-- BEGIN Provided records --

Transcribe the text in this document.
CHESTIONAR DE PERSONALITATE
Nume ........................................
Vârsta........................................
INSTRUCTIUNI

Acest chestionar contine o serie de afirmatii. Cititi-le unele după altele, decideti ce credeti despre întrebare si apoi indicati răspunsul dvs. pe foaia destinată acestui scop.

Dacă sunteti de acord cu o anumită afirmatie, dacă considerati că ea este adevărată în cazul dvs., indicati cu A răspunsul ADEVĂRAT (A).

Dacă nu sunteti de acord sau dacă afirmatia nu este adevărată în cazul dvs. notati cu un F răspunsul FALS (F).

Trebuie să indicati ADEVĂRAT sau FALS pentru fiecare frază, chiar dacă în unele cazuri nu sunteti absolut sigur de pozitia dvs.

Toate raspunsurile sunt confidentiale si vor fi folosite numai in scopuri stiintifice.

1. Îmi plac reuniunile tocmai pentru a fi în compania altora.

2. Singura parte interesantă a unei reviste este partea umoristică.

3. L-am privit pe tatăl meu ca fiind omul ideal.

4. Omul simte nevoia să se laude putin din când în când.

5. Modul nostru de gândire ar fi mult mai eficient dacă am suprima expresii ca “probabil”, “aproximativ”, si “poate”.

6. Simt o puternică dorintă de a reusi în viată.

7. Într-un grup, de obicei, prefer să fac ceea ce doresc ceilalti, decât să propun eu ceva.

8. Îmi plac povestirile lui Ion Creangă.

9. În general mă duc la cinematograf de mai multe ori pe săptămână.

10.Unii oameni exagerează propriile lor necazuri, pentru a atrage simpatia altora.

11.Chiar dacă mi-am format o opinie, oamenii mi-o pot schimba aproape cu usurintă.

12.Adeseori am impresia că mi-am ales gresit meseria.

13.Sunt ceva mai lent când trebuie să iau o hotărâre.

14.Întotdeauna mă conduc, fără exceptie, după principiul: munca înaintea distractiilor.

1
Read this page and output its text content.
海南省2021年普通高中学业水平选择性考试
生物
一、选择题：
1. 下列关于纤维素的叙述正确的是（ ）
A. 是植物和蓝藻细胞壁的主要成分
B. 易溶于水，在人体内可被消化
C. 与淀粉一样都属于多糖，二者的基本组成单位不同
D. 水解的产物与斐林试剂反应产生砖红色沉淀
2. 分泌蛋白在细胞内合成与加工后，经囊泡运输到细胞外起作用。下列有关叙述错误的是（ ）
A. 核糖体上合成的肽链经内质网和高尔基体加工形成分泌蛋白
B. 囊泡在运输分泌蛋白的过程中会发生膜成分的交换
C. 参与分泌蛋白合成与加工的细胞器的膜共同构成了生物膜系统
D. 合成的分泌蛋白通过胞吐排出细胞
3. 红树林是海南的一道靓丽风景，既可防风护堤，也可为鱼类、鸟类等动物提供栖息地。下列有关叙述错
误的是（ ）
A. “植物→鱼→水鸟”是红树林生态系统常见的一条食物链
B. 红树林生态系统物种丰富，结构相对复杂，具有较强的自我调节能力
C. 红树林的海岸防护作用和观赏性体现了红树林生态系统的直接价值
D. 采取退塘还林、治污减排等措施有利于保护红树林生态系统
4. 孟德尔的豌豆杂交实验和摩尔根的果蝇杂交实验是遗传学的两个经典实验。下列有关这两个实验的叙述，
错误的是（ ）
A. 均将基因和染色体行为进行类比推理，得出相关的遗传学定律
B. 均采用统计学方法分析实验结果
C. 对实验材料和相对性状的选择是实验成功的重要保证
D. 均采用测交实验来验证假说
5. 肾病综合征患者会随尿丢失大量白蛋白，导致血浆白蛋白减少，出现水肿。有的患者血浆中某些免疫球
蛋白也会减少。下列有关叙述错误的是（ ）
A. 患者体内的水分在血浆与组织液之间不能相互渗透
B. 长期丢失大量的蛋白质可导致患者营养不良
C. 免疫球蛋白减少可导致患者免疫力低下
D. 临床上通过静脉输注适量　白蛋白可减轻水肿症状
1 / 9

-- END Provided records --

## Exercise instructions
Transcribe every entry verbatim.

## Result below
Transcribe the text in this document.
CHESTIONAR DE PERSONALITATE
Nume ........................................
Vârsta........................................
INSTRUCTIUNI

Acest chestionar contine o serie de afirmatii. Cititi-le unele după altele, decideti ce credeti despre întrebare si apoi indicati răspunsul dvs. pe foaia destinată acestui scop.

Dacă sunteti de acord cu o anumită afirmatie, dacă considerati că ea este adevărată în cazul dvs., indicati cu A răspunsul ADEVĂRAT (A).

Dacă nu sunteti de acord sau dacă afirmatia nu este adevărată în cazul dvs. notati cu un F răspunsul FALS (F).

Trebuie să indicati ADEVĂRAT sau FALS pentru fiecare frază, chiar dacă în unele cazuri nu sunteti absolut sigur de pozitia dvs.

Toate raspunsurile sunt confidentiale si vor fi folosite numai in scopuri stiintifice.

1. Îmi plac reuniunile tocmai pentru a fi în compania altora.

2. Singura parte interesantă a unei reviste este partea umoristică.

3. L-am privit pe tatăl meu ca fiind omul ideal.

4. Omul simte nevoia să se laude putin din când în când.

5. Modul nostru de gândire ar fi mult mai eficient dacă am suprima expresii ca “probabil”, “aproximativ”, si “poate”.

6. Simt o puternică dorintă de a reusi în viată.

7. Într-un grup, de obicei, prefer să fac ceea ce doresc ceilalti, decât să propun eu ceva.

8. Îmi plac povestirile lui Ion Creangă.

9. În general mă duc la cinematograf de mai multe ori pe săptămână.

10.Unii oameni exagerează propriile lor necazuri, pentru a atrage simpatia altora.

11.Chiar dacă mi-am format o opinie, oamenii mi-o pot schimba aproape cu usurintă.

12.Adeseori am impresia că mi-am ales gresit meseria.

13.Sunt ceva mai lent când trebuie să iau o hotărâre.

14.Întotdeauna mă conduc, fără exceptie, după principiul: munca înaintea distractiilor.

1
Read this page and output its text content.
海南省2021年普通高中学业水平选择性考试
生物
一、选择题：
1. 下列关于纤维素的叙述正确的是（ ）
A. 是植物和蓝藻细胞壁的主要成分
B. 易溶于水，在人体内可被消化
C. 与淀粉一样都属于多糖，二者的基本组成单位不同
D. 水解的产物与斐林试剂反应产生砖红色沉淀
2. 分泌蛋白在细胞内合成与加工后，经囊泡运输到细胞外起作用。下列有关叙述错误的是（ ）
A. 核糖体上合成的肽链经内质网和高尔基体加工形成分泌蛋白
B. 囊泡在运输分泌蛋白的过程中会发生膜成分的交换
C. 参与分泌蛋白合成与加工的细胞器的膜共同构成了生物膜系统
D. 合成的分泌蛋白通过胞吐排出细胞
3. 红树林是海南的一道靓丽风景，既可防风护堤，也可为鱼类、鸟类等动物提供栖息地。下列有关叙述错
误的是（ ）
A. “植物→鱼→水鸟”是红树林生态系统常见的一条食物链
B. 红树林生态系统物种丰富，结构相对复杂，具有较强的自我调节能力
C. 红树林的海岸防护作用和观赏性体现了红树林生态系统的直接价值
D. 采取退塘还林、治污减排等措施有利于保护红树林生态系统
4. 孟德尔的豌豆杂交实验和摩尔根的果蝇杂交实验是遗传学的两个经典实验。下列有关这两个实验的叙述，
错误的是（ ）
A. 均将基因和染色体行为进行类比推理，得出相关的遗传学定律
B. 均采用统计学方法分析实验结果
C. 对实验材料和相对性状的选择是实验成功的重要保证
D. 均采用测交实验来验证假说
5. 肾病综合征患者会随尿丢失大量白蛋白，导致血浆白蛋白减少，出现水肿。有的患者血浆中某些免疫球
蛋白也会减少。下列有关叙述错误的是（ ）
A. 患者体内的水分在血浆与组织液之间不能相互渗透
B. 长期丢失大量的蛋白质可导致患者营养不良
C. 免疫球蛋白减少可导致患者免疫力低下
D. 临床上通过静脉输注适量　白蛋白可减轻水肿症状
1 / 9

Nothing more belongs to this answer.